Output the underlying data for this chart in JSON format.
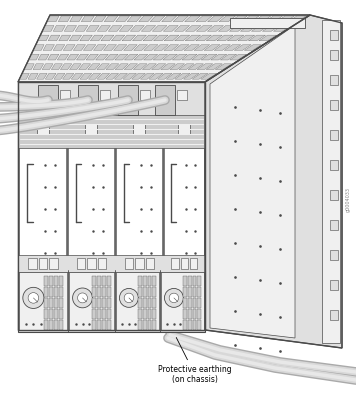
{
  "bg_color": "#ffffff",
  "line_color": "#4a4a4a",
  "fill_white": "#ffffff",
  "fill_light": "#f0f0f0",
  "fill_medium": "#e0e0e0",
  "fill_gray": "#cccccc",
  "fill_dark": "#bbbbbb",
  "fill_side": "#e8e8e8",
  "cable_fill": "#d8d8d8",
  "cable_edge": "#aaaaaa",
  "annotation_text": "Protective earthing\n(on chassis)",
  "watermark_text": "g0004033",
  "figw": 3.56,
  "figh": 3.98,
  "dpi": 100
}
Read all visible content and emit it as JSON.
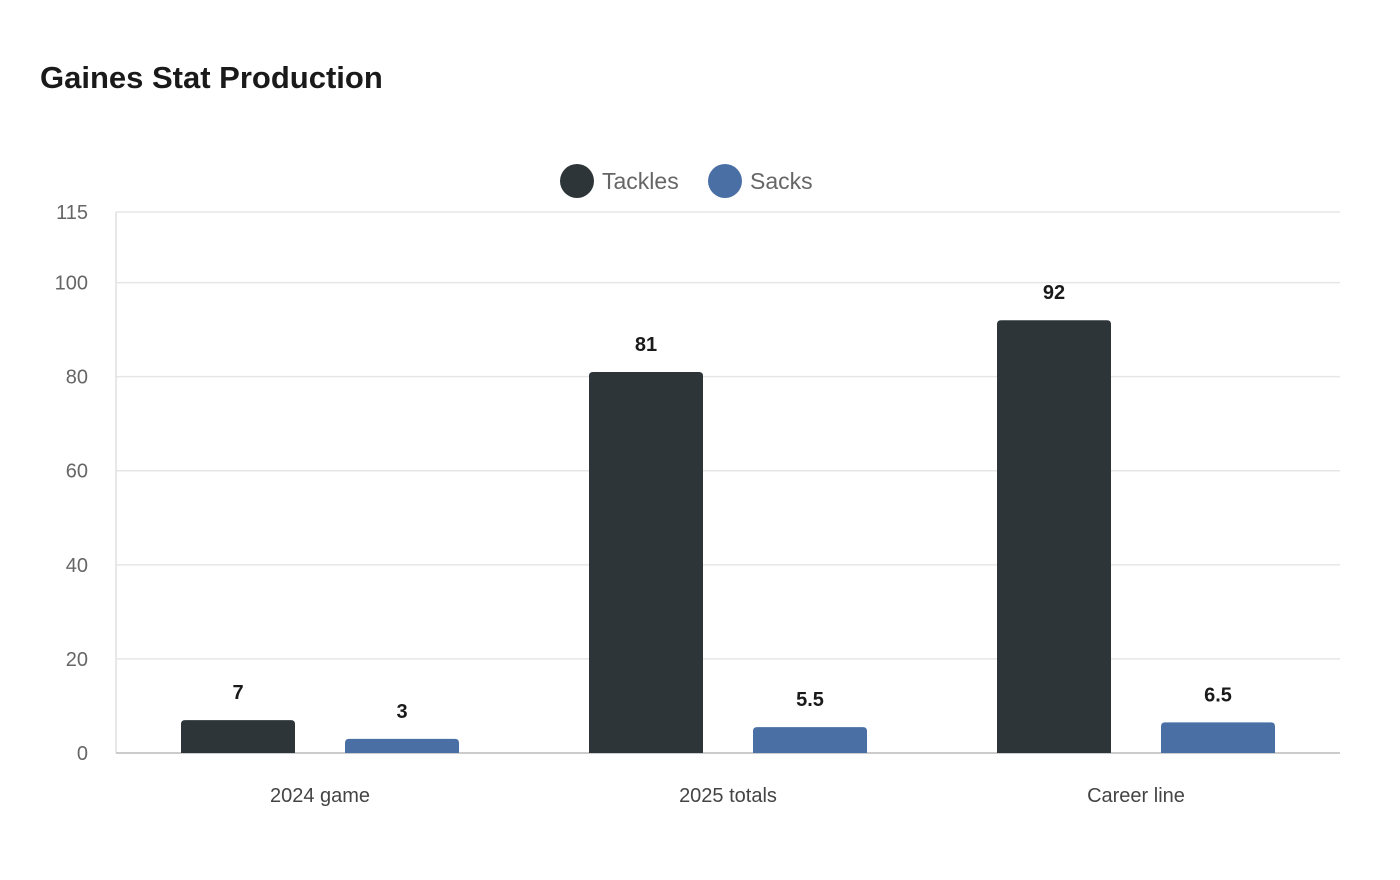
{
  "chart_data": {
    "type": "bar",
    "title": "Gaines Stat Production",
    "categories": [
      "2024 game",
      "2025 totals",
      "Career line"
    ],
    "series": [
      {
        "name": "Tackles",
        "values": [
          7,
          81,
          92
        ],
        "labels": [
          "7",
          "81",
          "92"
        ],
        "color": "#2e3538"
      },
      {
        "name": "Sacks",
        "values": [
          3,
          5.5,
          6.5
        ],
        "labels": [
          "3",
          "5.5",
          "6.5"
        ],
        "color": "#4a6fa5"
      }
    ],
    "y_ticks": [
      0,
      20,
      40,
      60,
      80,
      100,
      115
    ],
    "y_tick_labels": [
      "0",
      "20",
      "40",
      "60",
      "80",
      "100",
      "115"
    ],
    "ylim": [
      0,
      115
    ],
    "xlabel": "",
    "ylabel": "",
    "grid": true,
    "legend_position": "top-center"
  }
}
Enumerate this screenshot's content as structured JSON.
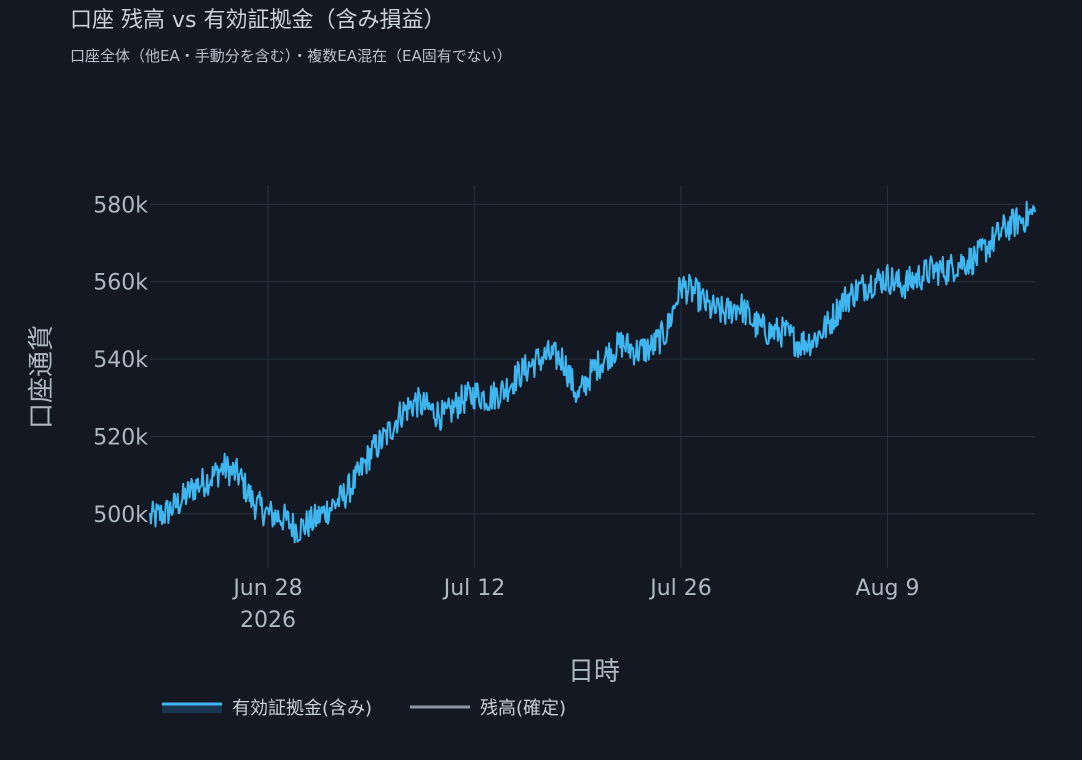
{
  "chart_data": {
    "type": "line",
    "title": "口座 残高 vs 有効証拠金（含み損益）",
    "subtitle": "口座全体（他EA・手動分を含む）・複数EA混在（EA固有でない）",
    "xlabel": "日時",
    "ylabel": "口座通貨",
    "x_range": [
      "2026-06-20",
      "2026-08-19"
    ],
    "ylim": [
      486000,
      585000
    ],
    "x_ticks": [
      {
        "date": "2026-06-28",
        "label": "Jun 28",
        "sublabel": "2026"
      },
      {
        "date": "2026-07-12",
        "label": "Jul 12",
        "sublabel": ""
      },
      {
        "date": "2026-07-26",
        "label": "Jul 26",
        "sublabel": ""
      },
      {
        "date": "2026-08-09",
        "label": "Aug 9",
        "sublabel": ""
      }
    ],
    "y_ticks": [
      {
        "value": 500000,
        "label": "500k"
      },
      {
        "value": 520000,
        "label": "520k"
      },
      {
        "value": 540000,
        "label": "540k"
      },
      {
        "value": 560000,
        "label": "560k"
      },
      {
        "value": 580000,
        "label": "580k"
      }
    ],
    "grid": true,
    "legend_position": "bottom-left",
    "series": [
      {
        "name": "有効証拠金(含み)",
        "color": "#3fb6f0",
        "x": [
          "2026-06-20",
          "2026-06-21",
          "2026-06-22",
          "2026-06-23",
          "2026-06-24",
          "2026-06-25",
          "2026-06-26",
          "2026-06-27",
          "2026-06-28",
          "2026-06-29",
          "2026-06-30",
          "2026-07-01",
          "2026-07-02",
          "2026-07-03",
          "2026-07-04",
          "2026-07-05",
          "2026-07-06",
          "2026-07-07",
          "2026-07-08",
          "2026-07-09",
          "2026-07-10",
          "2026-07-11",
          "2026-07-12",
          "2026-07-13",
          "2026-07-14",
          "2026-07-15",
          "2026-07-16",
          "2026-07-17",
          "2026-07-18",
          "2026-07-19",
          "2026-07-20",
          "2026-07-21",
          "2026-07-22",
          "2026-07-23",
          "2026-07-24",
          "2026-07-25",
          "2026-07-26",
          "2026-07-27",
          "2026-07-28",
          "2026-07-29",
          "2026-07-30",
          "2026-07-31",
          "2026-08-01",
          "2026-08-02",
          "2026-08-03",
          "2026-08-04",
          "2026-08-05",
          "2026-08-06",
          "2026-08-07",
          "2026-08-08",
          "2026-08-09",
          "2026-08-10",
          "2026-08-11",
          "2026-08-12",
          "2026-08-13",
          "2026-08-14",
          "2026-08-15",
          "2026-08-16",
          "2026-08-17",
          "2026-08-18",
          "2026-08-19"
        ],
        "y": [
          499000,
          500000,
          503000,
          507000,
          509000,
          512000,
          510000,
          503000,
          500000,
          499000,
          496000,
          498000,
          501000,
          504000,
          509000,
          516000,
          520000,
          526000,
          529000,
          527000,
          525000,
          529000,
          531000,
          530000,
          532000,
          536000,
          539000,
          541000,
          540000,
          530000,
          537000,
          541000,
          544000,
          542000,
          543000,
          547000,
          559000,
          557000,
          553000,
          552000,
          554000,
          549000,
          547000,
          547000,
          544000,
          545000,
          549000,
          555000,
          558000,
          560000,
          561000,
          559000,
          561000,
          563000,
          563000,
          565000,
          566000,
          570000,
          574000,
          576000,
          578000
        ]
      },
      {
        "name": "残高(確定)",
        "color": "#8b95a6",
        "x": [],
        "y": []
      }
    ]
  }
}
----
* [Task prompt]:
Set the entries down again exactly. Do not include the images.

* [Solution for this exercise]:
Output the underlying data for this chart in JSON format.
{
  "bg_color": "#ffffff",
  "line_color": "#4a4a4a",
  "fill_white": "#ffffff",
  "fill_light": "#f0f0f0",
  "fill_medium": "#e0e0e0",
  "fill_gray": "#cccccc",
  "fill_dark": "#bbbbbb",
  "fill_side": "#e8e8e8",
  "cable_fill": "#d8d8d8",
  "cable_edge": "#aaaaaa",
  "annotation_text": "Protective earthing\n(on chassis)",
  "watermark_text": "g0004033",
  "figw": 3.56,
  "figh": 3.98,
  "dpi": 100
}
Read all visible content and emit it as JSON.
{
  "chart_data": {
    "type": "bar",
    "title": "Gaines Stat Production",
    "categories": [
      "2024 game",
      "2025 totals",
      "Career line"
    ],
    "series": [
      {
        "name": "Tackles",
        "values": [
          7,
          81,
          92
        ],
        "labels": [
          "7",
          "81",
          "92"
        ],
        "color": "#2e3538"
      },
      {
        "name": "Sacks",
        "values": [
          3,
          5.5,
          6.5
        ],
        "labels": [
          "3",
          "5.5",
          "6.5"
        ],
        "color": "#4a6fa5"
      }
    ],
    "y_ticks": [
      0,
      20,
      40,
      60,
      80,
      100,
      115
    ],
    "y_tick_labels": [
      "0",
      "20",
      "40",
      "60",
      "80",
      "100",
      "115"
    ],
    "ylim": [
      0,
      115
    ],
    "xlabel": "",
    "ylabel": "",
    "grid": true,
    "legend_position": "top-center"
  }
}
Enumerate this screenshot's content as structured JSON.
{
  "chart_data": {
    "type": "line",
    "title": "口座 残高 vs 有効証拠金（含み損益）",
    "subtitle": "口座全体（他EA・手動分を含む）・複数EA混在（EA固有でない）",
    "xlabel": "日時",
    "ylabel": "口座通貨",
    "x_range": [
      "2026-06-20",
      "2026-08-19"
    ],
    "ylim": [
      486000,
      585000
    ],
    "x_ticks": [
      {
        "date": "2026-06-28",
        "label": "Jun 28",
        "sublabel": "2026"
      },
      {
        "date": "2026-07-12",
        "label": "Jul 12",
        "sublabel": ""
      },
      {
        "date": "2026-07-26",
        "label": "Jul 26",
        "sublabel": ""
      },
      {
        "date": "2026-08-09",
        "label": "Aug 9",
        "sublabel": ""
      }
    ],
    "y_ticks": [
      {
        "value": 500000,
        "label": "500k"
      },
      {
        "value": 520000,
        "label": "520k"
      },
      {
        "value": 540000,
        "label": "540k"
      },
      {
        "value": 560000,
        "label": "560k"
      },
      {
        "value": 580000,
        "label": "580k"
      }
    ],
    "grid": true,
    "legend_position": "bottom-left",
    "series": [
      {
        "name": "有効証拠金(含み)",
        "color": "#3fb6f0",
        "x": [
          "2026-06-20",
          "2026-06-21",
          "2026-06-22",
          "2026-06-23",
          "2026-06-24",
          "2026-06-25",
          "2026-06-26",
          "2026-06-27",
          "2026-06-28",
          "2026-06-29",
          "2026-06-30",
          "2026-07-01",
          "2026-07-02",
          "2026-07-03",
          "2026-07-04",
          "2026-07-05",
          "2026-07-06",
          "2026-07-07",
          "2026-07-08",
          "2026-07-09",
          "2026-07-10",
          "2026-07-11",
          "2026-07-12",
          "2026-07-13",
          "2026-07-14",
          "2026-07-15",
          "2026-07-16",
          "2026-07-17",
          "2026-07-18",
          "2026-07-19",
          "2026-07-20",
          "2026-07-21",
          "2026-07-22",
          "2026-07-23",
          "2026-07-24",
          "2026-07-25",
          "2026-07-26",
          "2026-07-27",
          "2026-07-28",
          "2026-07-29",
          "2026-07-30",
          "2026-07-31",
          "2026-08-01",
          "2026-08-02",
          "2026-08-03",
          "2026-08-04",
          "2026-08-05",
          "2026-08-06",
          "2026-08-07",
          "2026-08-08",
          "2026-08-09",
          "2026-08-10",
          "2026-08-11",
          "2026-08-12",
          "2026-08-13",
          "2026-08-14",
          "2026-08-15",
          "2026-08-16",
          "2026-08-17",
          "2026-08-18",
          "2026-08-19"
        ],
        "y": [
          499000,
          500000,
          503000,
          507000,
          509000,
          512000,
          510000,
          503000,
          500000,
          499000,
          496000,
          498000,
          501000,
          504000,
          509000,
          516000,
          520000,
          526000,
          529000,
          527000,
          525000,
          529000,
          531000,
          530000,
          532000,
          536000,
          539000,
          541000,
          540000,
          530000,
          537000,
          541000,
          544000,
          542000,
          543000,
          547000,
          559000,
          557000,
          553000,
          552000,
          554000,
          549000,
          547000,
          547000,
          544000,
          545000,
          549000,
          555000,
          558000,
          560000,
          561000,
          559000,
          561000,
          563000,
          563000,
          565000,
          566000,
          570000,
          574000,
          576000,
          578000
        ]
      },
      {
        "name": "残高(確定)",
        "color": "#8b95a6",
        "x": [],
        "y": []
      }
    ]
  }
}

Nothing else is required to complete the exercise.